Each entry that follows must be output without any deviation.
======== Dataset content ========
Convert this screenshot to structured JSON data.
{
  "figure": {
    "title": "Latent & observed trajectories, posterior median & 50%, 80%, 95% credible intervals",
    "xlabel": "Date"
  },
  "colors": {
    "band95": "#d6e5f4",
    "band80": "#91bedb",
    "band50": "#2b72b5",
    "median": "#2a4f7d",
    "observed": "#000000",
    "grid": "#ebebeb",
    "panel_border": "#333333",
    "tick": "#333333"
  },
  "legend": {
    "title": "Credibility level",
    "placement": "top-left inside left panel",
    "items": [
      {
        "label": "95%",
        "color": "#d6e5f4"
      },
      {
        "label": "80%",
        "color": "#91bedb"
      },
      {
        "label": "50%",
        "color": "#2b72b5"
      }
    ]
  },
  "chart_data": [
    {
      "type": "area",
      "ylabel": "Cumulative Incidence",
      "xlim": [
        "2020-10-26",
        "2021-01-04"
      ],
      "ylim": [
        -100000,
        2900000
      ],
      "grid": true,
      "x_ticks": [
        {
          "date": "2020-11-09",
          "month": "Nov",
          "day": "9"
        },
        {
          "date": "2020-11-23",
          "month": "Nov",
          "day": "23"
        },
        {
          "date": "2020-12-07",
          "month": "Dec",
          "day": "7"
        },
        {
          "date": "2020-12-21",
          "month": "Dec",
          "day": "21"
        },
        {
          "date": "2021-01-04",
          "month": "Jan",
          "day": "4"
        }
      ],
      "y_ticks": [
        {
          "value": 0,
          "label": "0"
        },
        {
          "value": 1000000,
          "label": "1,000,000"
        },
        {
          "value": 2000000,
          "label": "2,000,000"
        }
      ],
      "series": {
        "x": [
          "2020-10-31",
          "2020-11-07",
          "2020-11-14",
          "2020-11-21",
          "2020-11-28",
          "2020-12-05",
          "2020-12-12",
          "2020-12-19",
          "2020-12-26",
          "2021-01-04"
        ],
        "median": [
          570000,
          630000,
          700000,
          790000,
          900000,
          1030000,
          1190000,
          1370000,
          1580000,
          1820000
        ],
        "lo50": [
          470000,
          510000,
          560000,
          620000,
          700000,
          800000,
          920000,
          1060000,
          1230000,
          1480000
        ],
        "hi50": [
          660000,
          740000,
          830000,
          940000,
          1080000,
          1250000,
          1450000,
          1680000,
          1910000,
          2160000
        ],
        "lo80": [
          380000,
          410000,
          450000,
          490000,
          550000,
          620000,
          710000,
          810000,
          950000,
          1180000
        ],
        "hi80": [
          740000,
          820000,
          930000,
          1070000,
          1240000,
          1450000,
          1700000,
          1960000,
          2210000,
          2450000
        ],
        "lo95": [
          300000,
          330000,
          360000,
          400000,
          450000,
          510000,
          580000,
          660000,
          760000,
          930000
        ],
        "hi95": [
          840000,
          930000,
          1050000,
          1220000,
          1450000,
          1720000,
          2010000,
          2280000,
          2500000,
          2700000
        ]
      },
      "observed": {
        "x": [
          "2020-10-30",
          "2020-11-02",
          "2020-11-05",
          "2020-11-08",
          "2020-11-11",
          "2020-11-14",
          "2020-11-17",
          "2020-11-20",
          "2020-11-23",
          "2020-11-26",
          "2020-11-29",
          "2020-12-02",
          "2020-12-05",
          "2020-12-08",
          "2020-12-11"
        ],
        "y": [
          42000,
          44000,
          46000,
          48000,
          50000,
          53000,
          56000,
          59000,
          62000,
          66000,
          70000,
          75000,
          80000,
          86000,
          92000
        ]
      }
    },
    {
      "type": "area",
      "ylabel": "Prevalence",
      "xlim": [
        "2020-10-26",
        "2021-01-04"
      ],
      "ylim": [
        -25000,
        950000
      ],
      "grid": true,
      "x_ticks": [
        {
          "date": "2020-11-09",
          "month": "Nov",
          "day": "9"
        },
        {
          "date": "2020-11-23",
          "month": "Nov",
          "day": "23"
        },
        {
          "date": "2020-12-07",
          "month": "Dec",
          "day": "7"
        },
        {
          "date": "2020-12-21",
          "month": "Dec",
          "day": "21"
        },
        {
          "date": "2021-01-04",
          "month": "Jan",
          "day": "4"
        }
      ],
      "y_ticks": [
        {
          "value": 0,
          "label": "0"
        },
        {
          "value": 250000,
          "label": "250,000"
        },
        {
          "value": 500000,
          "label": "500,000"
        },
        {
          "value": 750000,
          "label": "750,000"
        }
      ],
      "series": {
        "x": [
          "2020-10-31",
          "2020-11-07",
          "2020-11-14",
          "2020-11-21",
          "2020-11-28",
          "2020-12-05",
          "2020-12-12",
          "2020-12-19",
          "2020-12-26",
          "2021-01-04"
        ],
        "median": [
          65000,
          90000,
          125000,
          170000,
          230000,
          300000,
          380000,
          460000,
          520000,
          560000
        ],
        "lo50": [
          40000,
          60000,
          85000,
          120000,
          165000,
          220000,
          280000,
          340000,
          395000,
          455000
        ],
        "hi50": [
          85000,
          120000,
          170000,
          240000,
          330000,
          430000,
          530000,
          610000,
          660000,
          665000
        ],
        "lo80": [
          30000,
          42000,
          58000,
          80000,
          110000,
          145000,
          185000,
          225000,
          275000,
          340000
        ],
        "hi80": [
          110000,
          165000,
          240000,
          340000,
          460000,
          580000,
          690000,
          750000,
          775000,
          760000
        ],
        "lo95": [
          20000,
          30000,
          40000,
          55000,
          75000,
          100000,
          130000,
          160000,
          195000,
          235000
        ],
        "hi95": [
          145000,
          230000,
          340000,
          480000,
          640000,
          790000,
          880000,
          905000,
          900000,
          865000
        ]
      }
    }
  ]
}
========
**Task answer**
Convert this screenshot to structured JSON data.
{
  "figure": {
    "title": "Latent & observed trajectories, posterior median & 50%, 80%, 95% credible intervals",
    "xlabel": "Date"
  },
  "colors": {
    "band95": "#d6e5f4",
    "band80": "#91bedb",
    "band50": "#2b72b5",
    "median": "#2a4f7d",
    "observed": "#000000",
    "grid": "#ebebeb",
    "panel_border": "#333333",
    "tick": "#333333"
  },
  "legend": {
    "title": "Credibility level",
    "placement": "top-left inside left panel",
    "items": [
      {
        "label": "95%",
        "color": "#d6e5f4"
      },
      {
        "label": "80%",
        "color": "#91bedb"
      },
      {
        "label": "50%",
        "color": "#2b72b5"
      }
    ]
  },
  "chart_data": [
    {
      "type": "area",
      "ylabel": "Cumulative Incidence",
      "xlim": [
        "2020-10-26",
        "2021-01-04"
      ],
      "ylim": [
        -100000,
        2900000
      ],
      "grid": true,
      "x_ticks": [
        {
          "date": "2020-11-09",
          "month": "Nov",
          "day": "9"
        },
        {
          "date": "2020-11-23",
          "month": "Nov",
          "day": "23"
        },
        {
          "date": "2020-12-07",
          "month": "Dec",
          "day": "7"
        },
        {
          "date": "2020-12-21",
          "month": "Dec",
          "day": "21"
        },
        {
          "date": "2021-01-04",
          "month": "Jan",
          "day": "4"
        }
      ],
      "y_ticks": [
        {
          "value": 0,
          "label": "0"
        },
        {
          "value": 1000000,
          "label": "1,000,000"
        },
        {
          "value": 2000000,
          "label": "2,000,000"
        }
      ],
      "series": {
        "x": [
          "2020-10-31",
          "2020-11-07",
          "2020-11-14",
          "2020-11-21",
          "2020-11-28",
          "2020-12-05",
          "2020-12-12",
          "2020-12-19",
          "2020-12-26",
          "2021-01-04"
        ],
        "median": [
          570000,
          630000,
          700000,
          790000,
          900000,
          1030000,
          1190000,
          1370000,
          1580000,
          1820000
        ],
        "lo50": [
          470000,
          510000,
          560000,
          620000,
          700000,
          800000,
          920000,
          1060000,
          1230000,
          1480000
        ],
        "hi50": [
          660000,
          740000,
          830000,
          940000,
          1080000,
          1250000,
          1450000,
          1680000,
          1910000,
          2160000
        ],
        "lo80": [
          380000,
          410000,
          450000,
          490000,
          550000,
          620000,
          710000,
          810000,
          950000,
          1180000
        ],
        "hi80": [
          740000,
          820000,
          930000,
          1070000,
          1240000,
          1450000,
          1700000,
          1960000,
          2210000,
          2450000
        ],
        "lo95": [
          300000,
          330000,
          360000,
          400000,
          450000,
          510000,
          580000,
          660000,
          760000,
          930000
        ],
        "hi95": [
          840000,
          930000,
          1050000,
          1220000,
          1450000,
          1720000,
          2010000,
          2280000,
          2500000,
          2700000
        ]
      },
      "observed": {
        "x": [
          "2020-10-30",
          "2020-11-02",
          "2020-11-05",
          "2020-11-08",
          "2020-11-11",
          "2020-11-14",
          "2020-11-17",
          "2020-11-20",
          "2020-11-23",
          "2020-11-26",
          "2020-11-29",
          "2020-12-02",
          "2020-12-05",
          "2020-12-08",
          "2020-12-11"
        ],
        "y": [
          42000,
          44000,
          46000,
          48000,
          50000,
          53000,
          56000,
          59000,
          62000,
          66000,
          70000,
          75000,
          80000,
          86000,
          92000
        ]
      }
    },
    {
      "type": "area",
      "ylabel": "Prevalence",
      "xlim": [
        "2020-10-26",
        "2021-01-04"
      ],
      "ylim": [
        -25000,
        950000
      ],
      "grid": true,
      "x_ticks": [
        {
          "date": "2020-11-09",
          "month": "Nov",
          "day": "9"
        },
        {
          "date": "2020-11-23",
          "month": "Nov",
          "day": "23"
        },
        {
          "date": "2020-12-07",
          "month": "Dec",
          "day": "7"
        },
        {
          "date": "2020-12-21",
          "month": "Dec",
          "day": "21"
        },
        {
          "date": "2021-01-04",
          "month": "Jan",
          "day": "4"
        }
      ],
      "y_ticks": [
        {
          "value": 0,
          "label": "0"
        },
        {
          "value": 250000,
          "label": "250,000"
        },
        {
          "value": 500000,
          "label": "500,000"
        },
        {
          "value": 750000,
          "label": "750,000"
        }
      ],
      "series": {
        "x": [
          "2020-10-31",
          "2020-11-07",
          "2020-11-14",
          "2020-11-21",
          "2020-11-28",
          "2020-12-05",
          "2020-12-12",
          "2020-12-19",
          "2020-12-26",
          "2021-01-04"
        ],
        "median": [
          65000,
          90000,
          125000,
          170000,
          230000,
          300000,
          380000,
          460000,
          520000,
          560000
        ],
        "lo50": [
          40000,
          60000,
          85000,
          120000,
          165000,
          220000,
          280000,
          340000,
          395000,
          455000
        ],
        "hi50": [
          85000,
          120000,
          170000,
          240000,
          330000,
          430000,
          530000,
          610000,
          660000,
          665000
        ],
        "lo80": [
          30000,
          42000,
          58000,
          80000,
          110000,
          145000,
          185000,
          225000,
          275000,
          340000
        ],
        "hi80": [
          110000,
          165000,
          240000,
          340000,
          460000,
          580000,
          690000,
          750000,
          775000,
          760000
        ],
        "lo95": [
          20000,
          30000,
          40000,
          55000,
          75000,
          100000,
          130000,
          160000,
          195000,
          235000
        ],
        "hi95": [
          145000,
          230000,
          340000,
          480000,
          640000,
          790000,
          880000,
          905000,
          900000,
          865000
        ]
      }
    }
  ]
}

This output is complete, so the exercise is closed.